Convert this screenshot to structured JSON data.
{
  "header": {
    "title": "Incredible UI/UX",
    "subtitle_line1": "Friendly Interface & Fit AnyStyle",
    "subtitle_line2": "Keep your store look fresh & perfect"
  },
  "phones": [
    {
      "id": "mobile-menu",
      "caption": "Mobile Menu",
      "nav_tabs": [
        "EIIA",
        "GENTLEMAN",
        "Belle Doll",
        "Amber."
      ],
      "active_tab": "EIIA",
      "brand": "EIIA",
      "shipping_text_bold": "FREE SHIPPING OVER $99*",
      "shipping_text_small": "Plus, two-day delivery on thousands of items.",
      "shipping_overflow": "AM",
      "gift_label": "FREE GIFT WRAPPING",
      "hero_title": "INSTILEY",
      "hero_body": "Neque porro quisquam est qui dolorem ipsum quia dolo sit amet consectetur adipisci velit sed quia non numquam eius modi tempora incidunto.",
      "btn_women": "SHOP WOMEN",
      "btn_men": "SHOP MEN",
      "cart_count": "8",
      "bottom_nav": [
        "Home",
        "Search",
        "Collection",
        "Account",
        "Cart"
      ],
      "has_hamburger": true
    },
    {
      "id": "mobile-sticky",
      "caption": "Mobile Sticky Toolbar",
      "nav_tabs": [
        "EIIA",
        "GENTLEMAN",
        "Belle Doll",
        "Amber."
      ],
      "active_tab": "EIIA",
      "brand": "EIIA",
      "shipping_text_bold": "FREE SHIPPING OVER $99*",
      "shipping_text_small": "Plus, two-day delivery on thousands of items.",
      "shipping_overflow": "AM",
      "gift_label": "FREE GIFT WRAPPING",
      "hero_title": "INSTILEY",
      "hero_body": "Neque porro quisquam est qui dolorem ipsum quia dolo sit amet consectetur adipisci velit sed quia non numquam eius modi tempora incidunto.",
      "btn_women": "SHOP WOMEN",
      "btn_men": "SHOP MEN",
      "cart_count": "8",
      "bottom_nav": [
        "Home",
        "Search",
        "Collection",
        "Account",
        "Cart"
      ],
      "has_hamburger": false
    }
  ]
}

──────

TO DO
Give the data again, exactly as it stands.

OUTPUT BELOW
Convert this screenshot to structured JSON data.
{
  "header": {
    "title": "Incredible UI/UX",
    "subtitle_line1": "Friendly Interface & Fit AnyStyle",
    "subtitle_line2": "Keep your store look fresh & perfect"
  },
  "phones": [
    {
      "id": "mobile-menu",
      "caption": "Mobile Menu",
      "nav_tabs": [
        "EIIA",
        "GENTLEMAN",
        "Belle Doll",
        "Amber."
      ],
      "active_tab": "EIIA",
      "brand": "EIIA",
      "shipping_text_bold": "FREE SHIPPING OVER $99*",
      "shipping_text_small": "Plus, two-day delivery on thousands of items.",
      "shipping_overflow": "AM",
      "gift_label": "FREE GIFT WRAPPING",
      "hero_title": "INSTILEY",
      "hero_body": "Neque porro quisquam est qui dolorem ipsum quia dolo sit amet consectetur adipisci velit sed quia non numquam eius modi tempora incidunto.",
      "btn_women": "SHOP WOMEN",
      "btn_men": "SHOP MEN",
      "cart_count": "8",
      "bottom_nav": [
        "Home",
        "Search",
        "Collection",
        "Account",
        "Cart"
      ],
      "has_hamburger": true
    },
    {
      "id": "mobile-sticky",
      "caption": "Mobile Sticky Toolbar",
      "nav_tabs": [
        "EIIA",
        "GENTLEMAN",
        "Belle Doll",
        "Amber."
      ],
      "active_tab": "EIIA",
      "brand": "EIIA",
      "shipping_text_bold": "FREE SHIPPING OVER $99*",
      "shipping_text_small": "Plus, two-day delivery on thousands of items.",
      "shipping_overflow": "AM",
      "gift_label": "FREE GIFT WRAPPING",
      "hero_title": "INSTILEY",
      "hero_body": "Neque porro quisquam est qui dolorem ipsum quia dolo sit amet consectetur adipisci velit sed quia non numquam eius modi tempora incidunto.",
      "btn_women": "SHOP WOMEN",
      "btn_men": "SHOP MEN",
      "cart_count": "8",
      "bottom_nav": [
        "Home",
        "Search",
        "Collection",
        "Account",
        "Cart"
      ],
      "has_hamburger": false
    }
  ]
}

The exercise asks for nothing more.